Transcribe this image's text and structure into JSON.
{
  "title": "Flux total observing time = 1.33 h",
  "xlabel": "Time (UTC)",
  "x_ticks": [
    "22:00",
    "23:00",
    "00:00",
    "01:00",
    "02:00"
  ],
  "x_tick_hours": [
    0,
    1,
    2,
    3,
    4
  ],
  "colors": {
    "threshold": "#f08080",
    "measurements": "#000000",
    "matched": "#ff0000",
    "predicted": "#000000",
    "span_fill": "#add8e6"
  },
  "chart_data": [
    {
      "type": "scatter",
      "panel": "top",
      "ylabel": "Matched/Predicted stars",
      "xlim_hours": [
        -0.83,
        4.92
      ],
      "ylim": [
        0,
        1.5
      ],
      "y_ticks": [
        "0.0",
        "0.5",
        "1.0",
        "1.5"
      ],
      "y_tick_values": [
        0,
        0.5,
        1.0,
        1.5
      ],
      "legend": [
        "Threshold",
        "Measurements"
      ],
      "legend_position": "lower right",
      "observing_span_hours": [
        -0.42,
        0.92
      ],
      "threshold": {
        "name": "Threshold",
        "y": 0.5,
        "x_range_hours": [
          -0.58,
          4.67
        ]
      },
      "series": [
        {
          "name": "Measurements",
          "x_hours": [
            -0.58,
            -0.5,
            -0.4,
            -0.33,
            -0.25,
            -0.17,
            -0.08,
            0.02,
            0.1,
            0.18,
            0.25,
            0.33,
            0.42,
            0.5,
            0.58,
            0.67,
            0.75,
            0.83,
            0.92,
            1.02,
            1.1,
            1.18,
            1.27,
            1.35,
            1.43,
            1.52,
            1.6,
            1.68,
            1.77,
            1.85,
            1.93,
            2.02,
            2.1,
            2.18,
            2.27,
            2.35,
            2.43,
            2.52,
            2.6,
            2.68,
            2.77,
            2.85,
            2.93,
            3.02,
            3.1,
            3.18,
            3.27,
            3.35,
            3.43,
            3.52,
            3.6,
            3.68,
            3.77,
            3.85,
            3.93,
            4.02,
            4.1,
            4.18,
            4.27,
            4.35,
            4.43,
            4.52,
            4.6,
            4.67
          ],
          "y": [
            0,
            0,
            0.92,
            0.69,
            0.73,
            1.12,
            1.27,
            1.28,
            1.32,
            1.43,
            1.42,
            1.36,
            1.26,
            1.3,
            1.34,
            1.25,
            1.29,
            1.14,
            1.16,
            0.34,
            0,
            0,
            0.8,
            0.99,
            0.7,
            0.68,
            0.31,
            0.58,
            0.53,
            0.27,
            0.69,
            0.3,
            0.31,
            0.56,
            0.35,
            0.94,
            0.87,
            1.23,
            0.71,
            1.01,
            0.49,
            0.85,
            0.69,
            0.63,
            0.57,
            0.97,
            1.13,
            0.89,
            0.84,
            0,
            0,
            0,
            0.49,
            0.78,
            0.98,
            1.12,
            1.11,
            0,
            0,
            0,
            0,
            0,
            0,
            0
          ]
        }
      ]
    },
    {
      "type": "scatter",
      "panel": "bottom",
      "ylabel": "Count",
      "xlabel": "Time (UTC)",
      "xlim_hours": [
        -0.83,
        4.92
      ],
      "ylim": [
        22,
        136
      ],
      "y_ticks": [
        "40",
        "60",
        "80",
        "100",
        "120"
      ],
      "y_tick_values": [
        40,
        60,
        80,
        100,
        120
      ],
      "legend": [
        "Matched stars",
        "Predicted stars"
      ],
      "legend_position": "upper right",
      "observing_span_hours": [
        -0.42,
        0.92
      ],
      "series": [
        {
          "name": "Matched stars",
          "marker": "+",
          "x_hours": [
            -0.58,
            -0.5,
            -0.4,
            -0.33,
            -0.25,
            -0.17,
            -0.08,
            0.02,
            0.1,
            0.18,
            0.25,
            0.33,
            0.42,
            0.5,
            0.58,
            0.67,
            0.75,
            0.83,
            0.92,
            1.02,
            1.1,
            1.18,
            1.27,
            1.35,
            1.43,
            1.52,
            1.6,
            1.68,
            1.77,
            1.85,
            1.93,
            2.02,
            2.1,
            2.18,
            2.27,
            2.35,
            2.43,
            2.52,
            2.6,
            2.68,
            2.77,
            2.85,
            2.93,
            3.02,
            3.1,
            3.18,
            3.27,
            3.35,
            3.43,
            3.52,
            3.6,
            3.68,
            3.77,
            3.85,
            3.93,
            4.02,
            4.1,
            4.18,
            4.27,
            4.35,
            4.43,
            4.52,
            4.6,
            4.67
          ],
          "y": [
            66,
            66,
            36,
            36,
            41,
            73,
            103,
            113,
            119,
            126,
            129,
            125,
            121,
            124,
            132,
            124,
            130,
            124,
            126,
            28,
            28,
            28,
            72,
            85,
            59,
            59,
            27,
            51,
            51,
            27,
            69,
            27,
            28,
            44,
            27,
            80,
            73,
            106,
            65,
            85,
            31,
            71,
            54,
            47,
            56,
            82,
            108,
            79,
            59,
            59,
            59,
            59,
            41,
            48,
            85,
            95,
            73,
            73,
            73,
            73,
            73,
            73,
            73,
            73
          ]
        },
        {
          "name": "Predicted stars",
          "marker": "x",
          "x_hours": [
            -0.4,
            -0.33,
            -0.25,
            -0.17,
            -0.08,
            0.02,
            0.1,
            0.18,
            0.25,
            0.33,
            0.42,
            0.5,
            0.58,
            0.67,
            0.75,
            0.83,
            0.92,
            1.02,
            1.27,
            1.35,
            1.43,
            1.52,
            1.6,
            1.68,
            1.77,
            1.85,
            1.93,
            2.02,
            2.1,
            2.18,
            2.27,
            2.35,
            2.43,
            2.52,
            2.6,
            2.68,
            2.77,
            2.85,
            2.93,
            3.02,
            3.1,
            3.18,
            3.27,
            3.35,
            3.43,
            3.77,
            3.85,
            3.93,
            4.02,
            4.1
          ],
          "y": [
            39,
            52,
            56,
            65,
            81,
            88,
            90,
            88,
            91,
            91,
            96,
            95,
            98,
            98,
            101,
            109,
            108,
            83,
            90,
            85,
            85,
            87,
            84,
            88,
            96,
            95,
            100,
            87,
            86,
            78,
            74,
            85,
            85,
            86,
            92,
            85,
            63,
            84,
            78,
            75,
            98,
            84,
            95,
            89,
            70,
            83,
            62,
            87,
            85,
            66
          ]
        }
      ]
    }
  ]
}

* To be done *
From the data above, extract every line in its exact form.

* Answer to this exercise *
Transcribe this image's text and structure into JSON.
{
  "title": "Flux total observing time = 1.33 h",
  "xlabel": "Time (UTC)",
  "x_ticks": [
    "22:00",
    "23:00",
    "00:00",
    "01:00",
    "02:00"
  ],
  "x_tick_hours": [
    0,
    1,
    2,
    3,
    4
  ],
  "colors": {
    "threshold": "#f08080",
    "measurements": "#000000",
    "matched": "#ff0000",
    "predicted": "#000000",
    "span_fill": "#add8e6"
  },
  "chart_data": [
    {
      "type": "scatter",
      "panel": "top",
      "ylabel": "Matched/Predicted stars",
      "xlim_hours": [
        -0.83,
        4.92
      ],
      "ylim": [
        0,
        1.5
      ],
      "y_ticks": [
        "0.0",
        "0.5",
        "1.0",
        "1.5"
      ],
      "y_tick_values": [
        0,
        0.5,
        1.0,
        1.5
      ],
      "legend": [
        "Threshold",
        "Measurements"
      ],
      "legend_position": "lower right",
      "observing_span_hours": [
        -0.42,
        0.92
      ],
      "threshold": {
        "name": "Threshold",
        "y": 0.5,
        "x_range_hours": [
          -0.58,
          4.67
        ]
      },
      "series": [
        {
          "name": "Measurements",
          "x_hours": [
            -0.58,
            -0.5,
            -0.4,
            -0.33,
            -0.25,
            -0.17,
            -0.08,
            0.02,
            0.1,
            0.18,
            0.25,
            0.33,
            0.42,
            0.5,
            0.58,
            0.67,
            0.75,
            0.83,
            0.92,
            1.02,
            1.1,
            1.18,
            1.27,
            1.35,
            1.43,
            1.52,
            1.6,
            1.68,
            1.77,
            1.85,
            1.93,
            2.02,
            2.1,
            2.18,
            2.27,
            2.35,
            2.43,
            2.52,
            2.6,
            2.68,
            2.77,
            2.85,
            2.93,
            3.02,
            3.1,
            3.18,
            3.27,
            3.35,
            3.43,
            3.52,
            3.6,
            3.68,
            3.77,
            3.85,
            3.93,
            4.02,
            4.1,
            4.18,
            4.27,
            4.35,
            4.43,
            4.52,
            4.6,
            4.67
          ],
          "y": [
            0,
            0,
            0.92,
            0.69,
            0.73,
            1.12,
            1.27,
            1.28,
            1.32,
            1.43,
            1.42,
            1.36,
            1.26,
            1.3,
            1.34,
            1.25,
            1.29,
            1.14,
            1.16,
            0.34,
            0,
            0,
            0.8,
            0.99,
            0.7,
            0.68,
            0.31,
            0.58,
            0.53,
            0.27,
            0.69,
            0.3,
            0.31,
            0.56,
            0.35,
            0.94,
            0.87,
            1.23,
            0.71,
            1.01,
            0.49,
            0.85,
            0.69,
            0.63,
            0.57,
            0.97,
            1.13,
            0.89,
            0.84,
            0,
            0,
            0,
            0.49,
            0.78,
            0.98,
            1.12,
            1.11,
            0,
            0,
            0,
            0,
            0,
            0,
            0
          ]
        }
      ]
    },
    {
      "type": "scatter",
      "panel": "bottom",
      "ylabel": "Count",
      "xlabel": "Time (UTC)",
      "xlim_hours": [
        -0.83,
        4.92
      ],
      "ylim": [
        22,
        136
      ],
      "y_ticks": [
        "40",
        "60",
        "80",
        "100",
        "120"
      ],
      "y_tick_values": [
        40,
        60,
        80,
        100,
        120
      ],
      "legend": [
        "Matched stars",
        "Predicted stars"
      ],
      "legend_position": "upper right",
      "observing_span_hours": [
        -0.42,
        0.92
      ],
      "series": [
        {
          "name": "Matched stars",
          "marker": "+",
          "x_hours": [
            -0.58,
            -0.5,
            -0.4,
            -0.33,
            -0.25,
            -0.17,
            -0.08,
            0.02,
            0.1,
            0.18,
            0.25,
            0.33,
            0.42,
            0.5,
            0.58,
            0.67,
            0.75,
            0.83,
            0.92,
            1.02,
            1.1,
            1.18,
            1.27,
            1.35,
            1.43,
            1.52,
            1.6,
            1.68,
            1.77,
            1.85,
            1.93,
            2.02,
            2.1,
            2.18,
            2.27,
            2.35,
            2.43,
            2.52,
            2.6,
            2.68,
            2.77,
            2.85,
            2.93,
            3.02,
            3.1,
            3.18,
            3.27,
            3.35,
            3.43,
            3.52,
            3.6,
            3.68,
            3.77,
            3.85,
            3.93,
            4.02,
            4.1,
            4.18,
            4.27,
            4.35,
            4.43,
            4.52,
            4.6,
            4.67
          ],
          "y": [
            66,
            66,
            36,
            36,
            41,
            73,
            103,
            113,
            119,
            126,
            129,
            125,
            121,
            124,
            132,
            124,
            130,
            124,
            126,
            28,
            28,
            28,
            72,
            85,
            59,
            59,
            27,
            51,
            51,
            27,
            69,
            27,
            28,
            44,
            27,
            80,
            73,
            106,
            65,
            85,
            31,
            71,
            54,
            47,
            56,
            82,
            108,
            79,
            59,
            59,
            59,
            59,
            41,
            48,
            85,
            95,
            73,
            73,
            73,
            73,
            73,
            73,
            73,
            73
          ]
        },
        {
          "name": "Predicted stars",
          "marker": "x",
          "x_hours": [
            -0.4,
            -0.33,
            -0.25,
            -0.17,
            -0.08,
            0.02,
            0.1,
            0.18,
            0.25,
            0.33,
            0.42,
            0.5,
            0.58,
            0.67,
            0.75,
            0.83,
            0.92,
            1.02,
            1.27,
            1.35,
            1.43,
            1.52,
            1.6,
            1.68,
            1.77,
            1.85,
            1.93,
            2.02,
            2.1,
            2.18,
            2.27,
            2.35,
            2.43,
            2.52,
            2.6,
            2.68,
            2.77,
            2.85,
            2.93,
            3.02,
            3.1,
            3.18,
            3.27,
            3.35,
            3.43,
            3.77,
            3.85,
            3.93,
            4.02,
            4.1
          ],
          "y": [
            39,
            52,
            56,
            65,
            81,
            88,
            90,
            88,
            91,
            91,
            96,
            95,
            98,
            98,
            101,
            109,
            108,
            83,
            90,
            85,
            85,
            87,
            84,
            88,
            96,
            95,
            100,
            87,
            86,
            78,
            74,
            85,
            85,
            86,
            92,
            85,
            63,
            84,
            78,
            75,
            98,
            84,
            95,
            89,
            70,
            83,
            62,
            87,
            85,
            66
          ]
        }
      ]
    }
  ]
}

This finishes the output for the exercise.